• [SHORT EXERCISE 1]: In the assignment on sorting JSON files, which key in each file identifies its category?

[START OF EXTRACT TO READ]

# Question 2- Part 1
Read all the json files in the folder called Data.
	There are three categories of json files in this folder. They are identified by the key  called “term” in each of the json file.
	Create a folder structure to read all these json files and store them into these separate  folders. You are expected to create a hierarchy of folder structure.
	Example:
	You can place all restaurants json files in a particular country (say Australia) in the  same folder. How you group the json files and create a folder structure is your choice.  Your task is to identify criteria by which you can group all these json files and store  them.
	(You could use these keys to create hierarchy and store json files: Country, city,
categories)
	Output Format:
	Create a folder (Name: Data Processed)
	In this folder you should have a hierarchy of folder structures  (Example: Data Processed/Australia(AU)/……..)
A good idea is that you can classify json files on Country name or code (You can  create a hierarchy of folder structures to effectively sort and store the files).
The original json files in the folder “Data” have the name of the “id” key in the  file. You can even think of changing the name of the json file when you read and  store them.




In [3]:
#Importing all the necessary files
import json
import glob
import os
import re
import csv

In [4]:
#Writing a function to create a parent folder data_processed (takes relative path and creates a folder if it does not exist)
def create_parent_directory():
    current_dir = os.path.dirname('__file__')
    home_folder = os.path.join(current_dir, 'Data Processed')
    if not os.path.exists(home_folder):
        os.mkdir(home_folder)
    return home_folder

In [5]:
#Writing a function to create a folder structure by joining the input parameters and return the folder path (if folder is created then return the respective path)
def make_directory_with_country(home_folder, country_name, city_name, term, category):
    directory =os.path.join(home_folder, country_name, city_name, term, category)
    if not os.path.exists(directory):
        os.makedirs(directory)
        return directory
    else:
        return directory


In [6]:
#Writing a function to write data to json file at its respective location
def write_to_json_file(file_path, json_data):
    with open(file_path, 'w') as json_out:
        json.dump(json_data, json_out)
        
#Lambda expression to remove numbers
remove_numbers_lam = lambda value: re.sub(r'\d+', '', value).strip()

In [9]:
home_folder = create_parent_directory()
#Read all the json files at location using glob
for filename in glob.glob(r'C:\Users\rohini\Downloads\DataAnalysis4Python_Spring17-master\Assignment 2\Data\*.json'):
    
#Getting  the file name currently reading
file_name = os.path.basename(filename)

[END OF EXTRACT TO READ]
[START OF DATASET]

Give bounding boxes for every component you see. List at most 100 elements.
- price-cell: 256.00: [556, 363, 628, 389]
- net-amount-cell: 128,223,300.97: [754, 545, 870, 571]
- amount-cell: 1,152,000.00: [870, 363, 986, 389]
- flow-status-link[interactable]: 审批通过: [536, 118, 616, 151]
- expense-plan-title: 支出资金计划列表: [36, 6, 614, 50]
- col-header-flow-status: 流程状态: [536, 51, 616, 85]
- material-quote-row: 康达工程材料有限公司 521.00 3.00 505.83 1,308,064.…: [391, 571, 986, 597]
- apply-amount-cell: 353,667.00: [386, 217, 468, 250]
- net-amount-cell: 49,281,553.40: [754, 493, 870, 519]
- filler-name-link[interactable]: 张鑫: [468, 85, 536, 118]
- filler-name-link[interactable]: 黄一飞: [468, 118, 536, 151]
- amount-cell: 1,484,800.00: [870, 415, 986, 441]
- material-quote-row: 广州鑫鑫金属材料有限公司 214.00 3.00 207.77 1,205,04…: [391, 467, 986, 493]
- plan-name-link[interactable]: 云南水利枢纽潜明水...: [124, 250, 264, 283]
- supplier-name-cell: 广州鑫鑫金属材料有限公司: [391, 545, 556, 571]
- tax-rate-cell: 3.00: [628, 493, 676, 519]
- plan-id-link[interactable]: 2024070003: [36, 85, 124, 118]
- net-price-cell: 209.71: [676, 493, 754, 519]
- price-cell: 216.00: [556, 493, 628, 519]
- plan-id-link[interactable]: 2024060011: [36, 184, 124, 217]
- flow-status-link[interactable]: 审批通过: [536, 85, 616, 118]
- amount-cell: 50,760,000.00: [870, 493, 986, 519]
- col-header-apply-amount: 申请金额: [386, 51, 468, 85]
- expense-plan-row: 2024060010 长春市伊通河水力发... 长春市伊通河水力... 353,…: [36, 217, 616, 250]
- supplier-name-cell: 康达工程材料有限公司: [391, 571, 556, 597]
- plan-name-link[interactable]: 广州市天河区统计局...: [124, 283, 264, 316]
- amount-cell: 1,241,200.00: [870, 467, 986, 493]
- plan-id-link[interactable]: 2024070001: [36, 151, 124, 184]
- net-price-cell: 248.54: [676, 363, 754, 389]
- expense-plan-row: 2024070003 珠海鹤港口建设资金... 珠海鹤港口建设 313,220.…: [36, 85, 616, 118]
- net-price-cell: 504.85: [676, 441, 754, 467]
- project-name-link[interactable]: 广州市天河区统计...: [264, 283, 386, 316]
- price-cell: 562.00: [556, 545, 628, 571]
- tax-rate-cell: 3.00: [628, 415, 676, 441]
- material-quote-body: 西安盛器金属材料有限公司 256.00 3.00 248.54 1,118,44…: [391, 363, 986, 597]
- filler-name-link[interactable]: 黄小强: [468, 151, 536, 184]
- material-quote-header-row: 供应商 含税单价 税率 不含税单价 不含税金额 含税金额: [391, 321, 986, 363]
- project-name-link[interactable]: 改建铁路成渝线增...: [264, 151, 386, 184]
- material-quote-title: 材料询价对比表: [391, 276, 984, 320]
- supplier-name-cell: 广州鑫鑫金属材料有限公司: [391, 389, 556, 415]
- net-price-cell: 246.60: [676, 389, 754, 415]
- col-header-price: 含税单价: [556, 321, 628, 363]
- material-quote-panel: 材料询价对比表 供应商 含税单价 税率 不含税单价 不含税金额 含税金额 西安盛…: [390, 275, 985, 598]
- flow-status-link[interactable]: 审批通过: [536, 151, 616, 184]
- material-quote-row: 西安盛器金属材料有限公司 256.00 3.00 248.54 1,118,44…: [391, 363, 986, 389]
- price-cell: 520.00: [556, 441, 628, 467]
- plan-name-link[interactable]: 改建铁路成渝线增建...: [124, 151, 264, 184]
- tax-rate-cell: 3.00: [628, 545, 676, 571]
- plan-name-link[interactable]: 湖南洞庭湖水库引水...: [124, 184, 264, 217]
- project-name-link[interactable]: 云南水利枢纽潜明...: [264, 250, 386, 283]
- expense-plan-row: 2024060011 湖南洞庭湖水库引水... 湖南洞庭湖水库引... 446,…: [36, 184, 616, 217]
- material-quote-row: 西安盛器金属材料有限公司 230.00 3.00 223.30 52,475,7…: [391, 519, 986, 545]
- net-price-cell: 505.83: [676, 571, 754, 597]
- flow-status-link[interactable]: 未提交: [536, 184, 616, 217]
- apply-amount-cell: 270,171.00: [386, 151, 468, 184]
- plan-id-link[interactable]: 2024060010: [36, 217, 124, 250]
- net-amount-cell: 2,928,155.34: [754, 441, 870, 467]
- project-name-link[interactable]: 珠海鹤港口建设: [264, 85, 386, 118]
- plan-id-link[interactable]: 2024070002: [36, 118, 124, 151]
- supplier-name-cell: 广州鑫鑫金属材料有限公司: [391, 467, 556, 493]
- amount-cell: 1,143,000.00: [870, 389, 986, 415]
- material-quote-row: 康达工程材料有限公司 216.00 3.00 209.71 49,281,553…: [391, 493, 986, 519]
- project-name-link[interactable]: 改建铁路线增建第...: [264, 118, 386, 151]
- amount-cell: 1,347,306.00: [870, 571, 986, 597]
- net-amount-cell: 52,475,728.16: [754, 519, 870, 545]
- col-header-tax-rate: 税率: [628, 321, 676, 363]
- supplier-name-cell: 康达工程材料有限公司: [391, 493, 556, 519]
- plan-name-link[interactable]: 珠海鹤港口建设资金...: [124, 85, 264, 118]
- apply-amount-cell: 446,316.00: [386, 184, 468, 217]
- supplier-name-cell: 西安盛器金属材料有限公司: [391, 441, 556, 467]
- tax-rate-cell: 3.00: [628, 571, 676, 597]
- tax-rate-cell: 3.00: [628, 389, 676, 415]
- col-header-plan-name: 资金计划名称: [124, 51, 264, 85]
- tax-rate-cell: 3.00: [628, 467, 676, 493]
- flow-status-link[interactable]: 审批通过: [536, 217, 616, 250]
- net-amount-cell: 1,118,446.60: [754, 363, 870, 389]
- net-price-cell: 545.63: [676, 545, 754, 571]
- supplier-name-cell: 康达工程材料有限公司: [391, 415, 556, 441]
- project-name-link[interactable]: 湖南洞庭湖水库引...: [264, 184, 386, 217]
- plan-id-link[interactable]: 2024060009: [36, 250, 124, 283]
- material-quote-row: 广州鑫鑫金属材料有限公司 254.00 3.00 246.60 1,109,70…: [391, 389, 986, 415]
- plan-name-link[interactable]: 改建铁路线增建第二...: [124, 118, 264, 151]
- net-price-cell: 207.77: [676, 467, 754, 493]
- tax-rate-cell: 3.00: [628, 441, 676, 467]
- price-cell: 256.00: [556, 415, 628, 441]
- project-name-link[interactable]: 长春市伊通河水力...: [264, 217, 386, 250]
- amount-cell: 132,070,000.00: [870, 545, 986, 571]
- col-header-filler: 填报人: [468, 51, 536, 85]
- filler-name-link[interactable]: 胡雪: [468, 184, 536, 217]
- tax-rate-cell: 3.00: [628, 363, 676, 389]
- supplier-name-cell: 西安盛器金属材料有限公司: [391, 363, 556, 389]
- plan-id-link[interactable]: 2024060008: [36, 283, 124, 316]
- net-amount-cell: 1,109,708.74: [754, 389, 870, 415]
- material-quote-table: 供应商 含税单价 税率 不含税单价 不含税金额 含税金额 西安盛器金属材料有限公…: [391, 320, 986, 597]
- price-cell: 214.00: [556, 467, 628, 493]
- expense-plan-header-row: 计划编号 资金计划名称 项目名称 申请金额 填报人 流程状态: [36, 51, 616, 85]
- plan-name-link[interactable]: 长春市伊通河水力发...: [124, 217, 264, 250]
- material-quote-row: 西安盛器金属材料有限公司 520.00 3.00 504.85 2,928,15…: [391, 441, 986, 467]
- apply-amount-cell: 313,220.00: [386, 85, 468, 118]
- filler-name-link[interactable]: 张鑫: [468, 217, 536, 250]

[END OF DATASET]

• [SHORT EXERCISE 2]: Reproduce the records from their first line through the line containing "- material-quote-row: 康达工程材料有限公司 521.00", substituting "approval-status-link" for every occurrence of "flow-status-link" and leaving everything else unchanged.

• [COMPLETE OUTPUT 1]: The key called "term".

• [COMPLETE OUTPUT 2]:
Give bounding boxes for every component you see. List at most 100 elements.
- price-cell: 256.00: [556, 363, 628, 389]
- net-amount-cell: 128,223,300.97: [754, 545, 870, 571]
- amount-cell: 1,152,000.00: [870, 363, 986, 389]
- approval-status-link[interactable]: 审批通过: [536, 118, 616, 151]
- expense-plan-title: 支出资金计划列表: [36, 6, 614, 50]
- col-header-flow-status: 流程状态: [536, 51, 616, 85]
- material-quote-row: 康达工程材料有限公司 521.00 3.00 505.83 1,308,064.…: [391, 571, 986, 597]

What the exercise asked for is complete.